**Task description**
Identify the lines that contain the word "title" and copy each one.

**Dataset rows**
--- start ---

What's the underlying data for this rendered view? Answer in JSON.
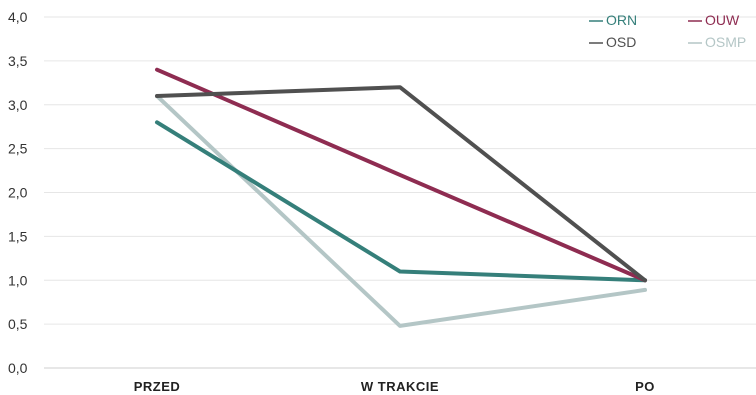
{
  "chart_data": {
    "type": "line",
    "title": "",
    "xlabel": "",
    "ylabel": "",
    "categories": [
      "PRZED",
      "W TRAKCIE",
      "PO"
    ],
    "ylim": [
      0,
      4
    ],
    "yticks": [
      "0,0",
      "0,5",
      "1,0",
      "1,5",
      "2,0",
      "2,5",
      "3,0",
      "3,5",
      "4,0"
    ],
    "grid": true,
    "legend_position": "top-right",
    "series": [
      {
        "name": "ORN",
        "color": "#357f7a",
        "values": [
          2.8,
          1.1,
          1.0
        ]
      },
      {
        "name": "OUW",
        "color": "#8e2c51",
        "values": [
          3.4,
          2.2,
          1.0
        ]
      },
      {
        "name": "OSD",
        "color": "#505050",
        "values": [
          3.1,
          3.2,
          1.0
        ]
      },
      {
        "name": "OSMP",
        "color": "#b4c6c6",
        "values": [
          3.1,
          0.48,
          0.89
        ]
      }
    ]
  }
}
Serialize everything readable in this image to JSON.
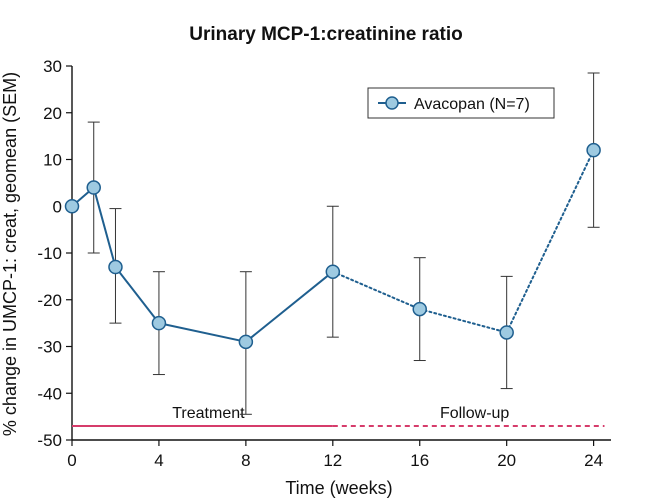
{
  "chart_data": {
    "type": "line",
    "title": "Urinary MCP-1:creatinine ratio",
    "xlabel": "Time (weeks)",
    "ylabel": "% change in UMCP-1: creat, geomean (SEM)",
    "xlim": [
      0,
      24.8
    ],
    "ylim": [
      -50,
      30
    ],
    "x_ticks": [
      0,
      4,
      8,
      12,
      16,
      20,
      24
    ],
    "y_ticks": [
      30,
      20,
      10,
      0,
      -10,
      -20,
      -30,
      -40,
      -50
    ],
    "legend": {
      "label": "Avacopan (N=7)",
      "placement": "top-right"
    },
    "series": [
      {
        "name": "Avacopan (N=7)",
        "points": [
          {
            "x": 0,
            "y": 0,
            "err_low": 0,
            "err_high": 0
          },
          {
            "x": 1,
            "y": 4,
            "err_low": -10,
            "err_high": 18
          },
          {
            "x": 2,
            "y": -13,
            "err_low": -25,
            "err_high": -0.5
          },
          {
            "x": 4,
            "y": -25,
            "err_low": -36,
            "err_high": -14
          },
          {
            "x": 8,
            "y": -29,
            "err_low": -44.5,
            "err_high": -14
          },
          {
            "x": 12,
            "y": -14,
            "err_low": -28,
            "err_high": 0
          },
          {
            "x": 16,
            "y": -22,
            "err_low": -33,
            "err_high": -11
          },
          {
            "x": 20,
            "y": -27,
            "err_low": -39,
            "err_high": -15
          },
          {
            "x": 24,
            "y": 12,
            "err_low": -4.5,
            "err_high": 28.5
          }
        ],
        "treatment_end_x": 12
      }
    ],
    "period_bars": {
      "y": -47,
      "treatment": {
        "label": "Treatment",
        "x_start": 0,
        "x_end": 12
      },
      "follow_up": {
        "label": "Follow-up",
        "x_start": 12,
        "x_end": 24.5
      }
    },
    "colors": {
      "series_line": "#1f5f8f",
      "marker_fill": "#9ecae1",
      "marker_stroke": "#1f5f8f",
      "error_bar": "#333333",
      "period_bar": "#d63c6b",
      "axis": "#111111"
    }
  }
}
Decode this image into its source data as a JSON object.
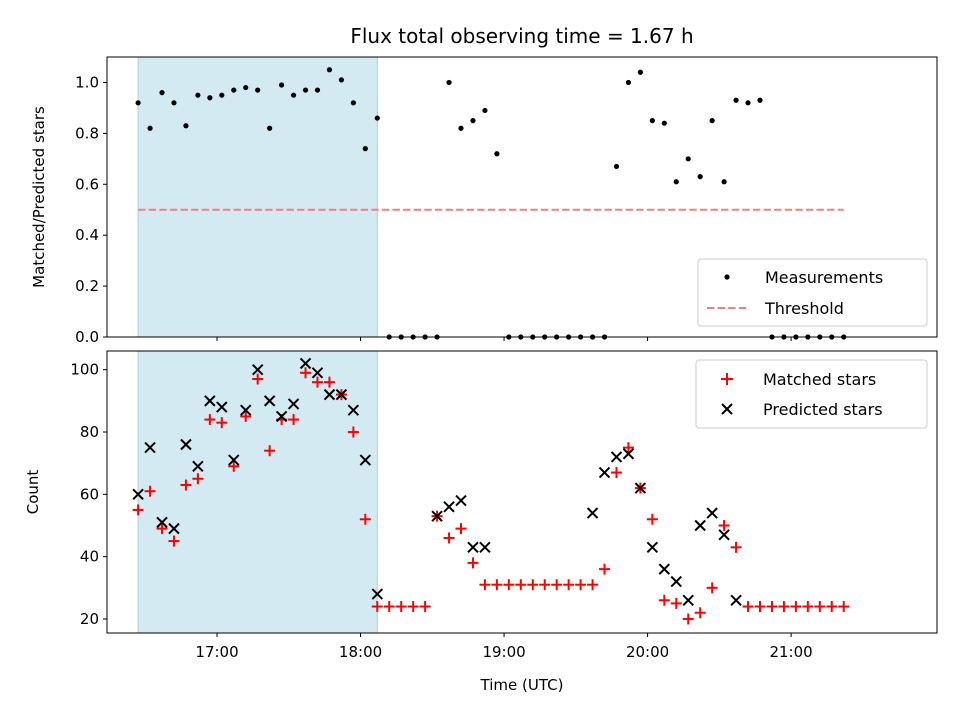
{
  "chart_data": [
    {
      "id": "top",
      "type": "scatter",
      "title": "Flux total observing time = 1.67 h",
      "xlabel": "",
      "ylabel": "Matched/Predicted stars",
      "xlim": [
        "16:14",
        "22:01"
      ],
      "ylim": [
        0,
        1.1
      ],
      "yticks": [
        "0.0",
        "0.2",
        "0.4",
        "0.6",
        "0.8",
        "1.0"
      ],
      "xticks": [
        "17:00",
        "18:00",
        "19:00",
        "20:00",
        "21:00"
      ],
      "tick_labels_visible": false,
      "shaded_region": {
        "x_start": "16:27",
        "x_end": "18:07",
        "color": "#d3eaf2"
      },
      "series": [
        {
          "name": "Measurements",
          "style": "dot",
          "color": "#000000",
          "x": [
            "16:27",
            "16:32",
            "16:37",
            "16:42",
            "16:47",
            "16:52",
            "16:57",
            "17:02",
            "17:07",
            "17:12",
            "17:17",
            "17:22",
            "17:27",
            "17:32",
            "17:37",
            "17:42",
            "17:47",
            "17:52",
            "17:57",
            "18:02",
            "18:07",
            "18:12",
            "18:17",
            "18:22",
            "18:27",
            "18:32",
            "18:37",
            "18:42",
            "18:47",
            "18:52",
            "18:57",
            "19:02",
            "19:07",
            "19:12",
            "19:17",
            "19:22",
            "19:27",
            "19:32",
            "19:37",
            "19:42",
            "19:47",
            "19:52",
            "19:57",
            "20:02",
            "20:07",
            "20:12",
            "20:17",
            "20:22",
            "20:27",
            "20:32",
            "20:37",
            "20:42",
            "20:47",
            "20:52",
            "20:57",
            "21:02",
            "21:07",
            "21:12",
            "21:17",
            "21:22"
          ],
          "values": [
            0.92,
            0.82,
            0.96,
            0.92,
            0.83,
            0.95,
            0.94,
            0.95,
            0.97,
            0.98,
            0.97,
            0.82,
            0.99,
            0.95,
            0.97,
            0.97,
            1.05,
            1.01,
            0.92,
            0.74,
            0.86,
            0,
            0,
            0,
            0,
            0,
            1.0,
            0.82,
            0.85,
            0.89,
            0.72,
            0,
            0,
            0,
            0,
            0,
            0,
            0,
            0,
            0,
            0.67,
            1.0,
            1.04,
            0.85,
            0.84,
            0.61,
            0.7,
            0.63,
            0.85,
            0.61,
            0.93,
            0.92,
            0.93,
            0,
            0,
            0,
            0,
            0,
            0,
            0
          ]
        },
        {
          "name": "Threshold",
          "style": "dashed-line",
          "color": "#f08080",
          "x": [
            "16:27",
            "21:22"
          ],
          "values": [
            0.5,
            0.5
          ]
        }
      ],
      "legend": {
        "position": "lower-right",
        "entries": [
          "Measurements",
          "Threshold"
        ]
      }
    },
    {
      "id": "bottom",
      "type": "scatter",
      "title": "",
      "xlabel": "Time (UTC)",
      "ylabel": "Count",
      "xlim": [
        "16:14",
        "22:01"
      ],
      "ylim": [
        15.5,
        106
      ],
      "yticks": [
        "20",
        "40",
        "60",
        "80",
        "100"
      ],
      "xticks": [
        "17:00",
        "18:00",
        "19:00",
        "20:00",
        "21:00"
      ],
      "shaded_region": {
        "x_start": "16:27",
        "x_end": "18:07",
        "color": "#d3eaf2"
      },
      "series": [
        {
          "name": "Matched stars",
          "style": "plus",
          "color": "#ff0000",
          "x": [
            "16:27",
            "16:32",
            "16:37",
            "16:42",
            "16:47",
            "16:52",
            "16:57",
            "17:02",
            "17:07",
            "17:12",
            "17:17",
            "17:22",
            "17:27",
            "17:32",
            "17:37",
            "17:42",
            "17:47",
            "17:52",
            "17:57",
            "18:02",
            "18:07",
            "18:12",
            "18:17",
            "18:22",
            "18:27",
            "18:32",
            "18:37",
            "18:42",
            "18:47",
            "18:52",
            "18:57",
            "19:02",
            "19:07",
            "19:12",
            "19:17",
            "19:22",
            "19:27",
            "19:32",
            "19:37",
            "19:42",
            "19:47",
            "19:52",
            "19:57",
            "20:02",
            "20:07",
            "20:12",
            "20:17",
            "20:22",
            "20:27",
            "20:32",
            "20:37",
            "20:42",
            "20:47",
            "20:52",
            "20:57",
            "21:02",
            "21:07",
            "21:12",
            "21:17",
            "21:22"
          ],
          "values": [
            55,
            61,
            49,
            45,
            63,
            65,
            84,
            83,
            69,
            85,
            97,
            74,
            84,
            84,
            99,
            96,
            96,
            92,
            80,
            52,
            24,
            24,
            24,
            24,
            24,
            53,
            46,
            49,
            38,
            31,
            31,
            31,
            31,
            31,
            31,
            31,
            31,
            31,
            31,
            36,
            67,
            75,
            62,
            52,
            26,
            25,
            20,
            22,
            30,
            50,
            43,
            24,
            24,
            24,
            24,
            24,
            24,
            24,
            24,
            24
          ]
        },
        {
          "name": "Predicted stars",
          "style": "cross",
          "color": "#000000",
          "x": [
            "16:27",
            "16:32",
            "16:37",
            "16:42",
            "16:47",
            "16:52",
            "16:57",
            "17:02",
            "17:07",
            "17:12",
            "17:17",
            "17:22",
            "17:27",
            "17:32",
            "17:37",
            "17:42",
            "17:47",
            "17:52",
            "17:57",
            "18:02",
            "18:07",
            "18:32",
            "18:37",
            "18:42",
            "18:47",
            "18:52",
            "19:37",
            "19:42",
            "19:47",
            "19:52",
            "19:57",
            "20:02",
            "20:07",
            "20:12",
            "20:17",
            "20:22",
            "20:27",
            "20:32",
            "20:37"
          ],
          "values": [
            60,
            75,
            51,
            49,
            76,
            69,
            90,
            88,
            71,
            87,
            100,
            90,
            85,
            89,
            102,
            99,
            92,
            92,
            87,
            71,
            28,
            53,
            56,
            58,
            43,
            43,
            54,
            67,
            72,
            73,
            62,
            43,
            36,
            32,
            26,
            50,
            54,
            47,
            26
          ]
        }
      ],
      "legend": {
        "position": "upper-right",
        "entries": [
          "Matched stars",
          "Predicted stars"
        ]
      }
    }
  ]
}
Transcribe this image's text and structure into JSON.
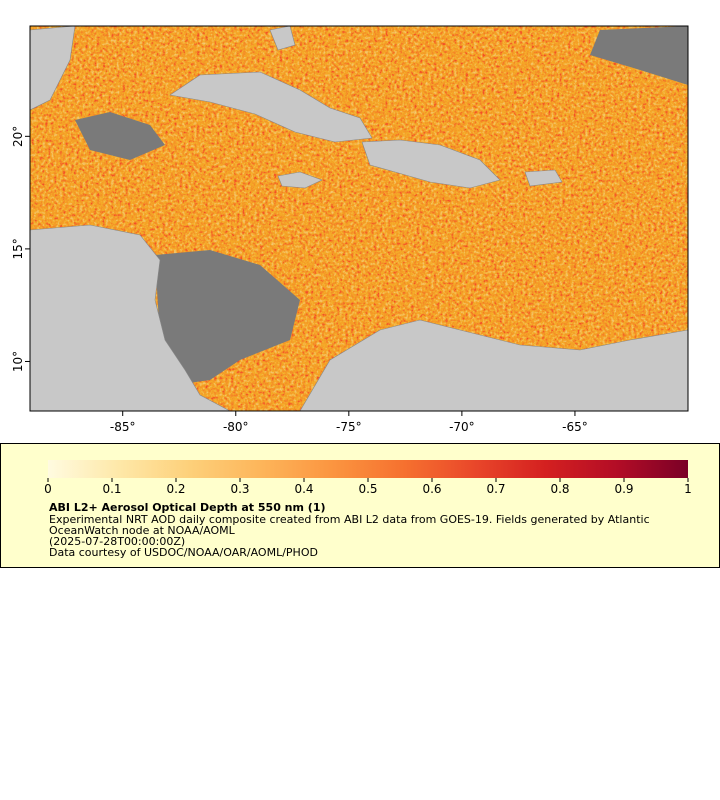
{
  "map": {
    "xlim": [
      -89.1,
      -60
    ],
    "ylim": [
      7.8,
      24.9
    ],
    "xticks": [
      {
        "value": -85,
        "label": "-85°"
      },
      {
        "value": -80,
        "label": "-80°"
      },
      {
        "value": -75,
        "label": "-75°"
      },
      {
        "value": -70,
        "label": "-70°"
      },
      {
        "value": -65,
        "label": "-65°"
      }
    ],
    "yticks": [
      {
        "value": 10,
        "label": "10°"
      },
      {
        "value": 15,
        "label": "15°"
      },
      {
        "value": 20,
        "label": "20°"
      }
    ]
  },
  "colorbar": {
    "range": [
      0,
      1
    ],
    "ticks": [
      0,
      0.1,
      0.2,
      0.3,
      0.4,
      0.5,
      0.6,
      0.7,
      0.8,
      0.9,
      1
    ],
    "colors": [
      "#fffbe0",
      "#fee8a8",
      "#fdd07a",
      "#fdb55a",
      "#fb9540",
      "#f6712f",
      "#e9472a",
      "#d42020",
      "#b30d26",
      "#7a0026"
    ]
  },
  "legend": {
    "title": "ABI L2+ Aerosol Optical Depth at 550 nm (1)",
    "description": "Experimental NRT AOD daily composite created from ABI L2 data from GOES-19. Fields generated by Atlantic OceanWatch node at NOAA/AOML",
    "time": "(2025-07-28T00:00:00Z)",
    "credit": "Data courtesy of USDOC/NOAA/OAR/AOML/PHOD"
  }
}
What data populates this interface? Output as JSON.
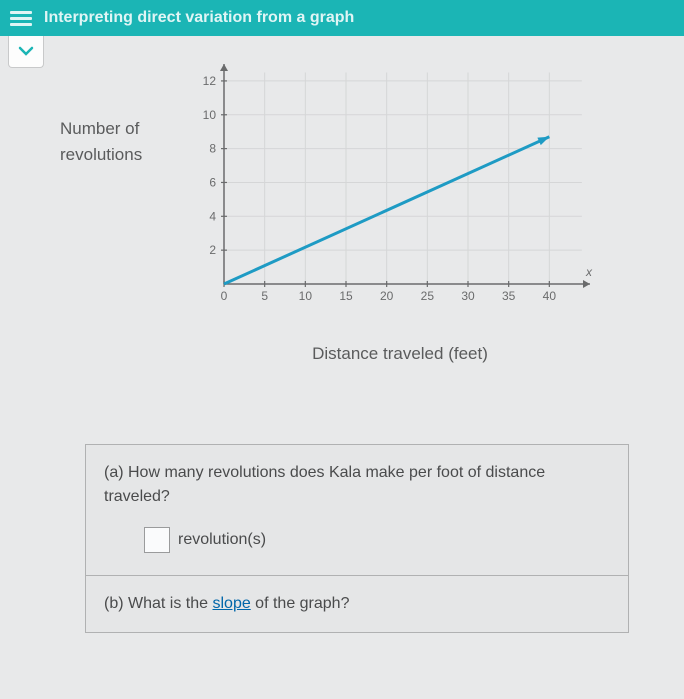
{
  "header": {
    "title": "Interpreting direct variation from a graph"
  },
  "chart": {
    "type": "line",
    "y_axis_label": "Number of revolutions",
    "x_axis_label": "Distance traveled (feet)",
    "x_ticks": [
      0,
      5,
      10,
      15,
      20,
      25,
      30,
      35,
      40
    ],
    "y_ticks": [
      0,
      2,
      4,
      6,
      8,
      10,
      12
    ],
    "xlim": [
      0,
      45
    ],
    "ylim": [
      0,
      13
    ],
    "line_points": [
      [
        0,
        0
      ],
      [
        40,
        8.7
      ]
    ],
    "line_color": "#1e9bc4",
    "line_width": 3,
    "grid_color": "#d5d6d7",
    "axis_color": "#6a6b6c",
    "tick_label_color": "#6a6b6c",
    "tick_fontsize": 12,
    "axis_var_x": "x",
    "background_color": "#e8e9ea"
  },
  "questions": {
    "a": {
      "text": "(a) How many revolutions does Kala make per foot of distance traveled?",
      "unit": "revolution(s)"
    },
    "b": {
      "prefix": "(b) What is the ",
      "link": "slope",
      "suffix": " of the graph?"
    }
  }
}
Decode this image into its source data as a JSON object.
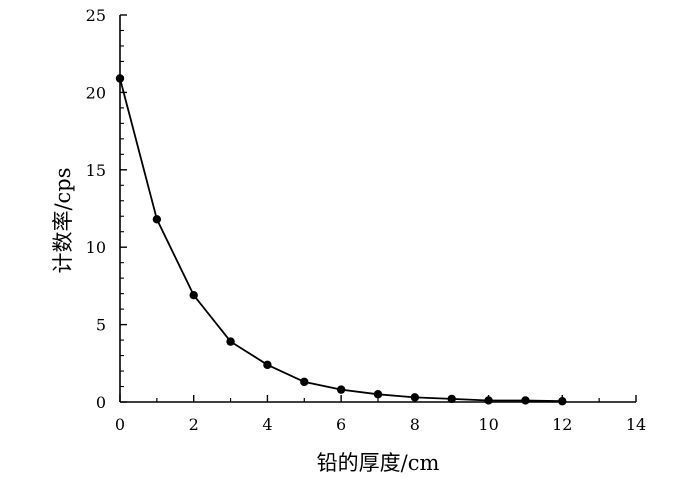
{
  "chart_data": {
    "type": "line",
    "xlabel": "铅的厚度/cm",
    "ylabel": "计数率/cps",
    "xlim": [
      0,
      14
    ],
    "ylim": [
      0,
      25
    ],
    "x_ticks": [
      0,
      2,
      4,
      6,
      8,
      10,
      12,
      14
    ],
    "y_ticks": [
      0,
      5,
      10,
      15,
      20,
      25
    ],
    "x_tick_labels": [
      "0",
      "2",
      "4",
      "6",
      "8",
      "10",
      "12",
      "14"
    ],
    "y_tick_labels": [
      "0",
      "5",
      "10",
      "15",
      "20",
      "25"
    ],
    "grid": false,
    "legend": "none",
    "series": [
      {
        "x": [
          0,
          1,
          2,
          3,
          4,
          5,
          6,
          7,
          8,
          9,
          10,
          11,
          12
        ],
        "y": [
          20.9,
          11.8,
          6.9,
          3.9,
          2.4,
          1.3,
          0.8,
          0.5,
          0.3,
          0.2,
          0.1,
          0.1,
          0.05
        ],
        "color": "#000000",
        "marker": "circle"
      }
    ]
  }
}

--- end ---

**Reply**
    "title": "",
    "title": "Urinary MCP-1:creatinine ratio",
      "title": "Flux total observing time = 1.67 h",
      "title": "",
    "title": "ABI L2+ Aerosol Optical Depth at 550 nm (1)",
    "title": "Interpreting direct variation from a graph"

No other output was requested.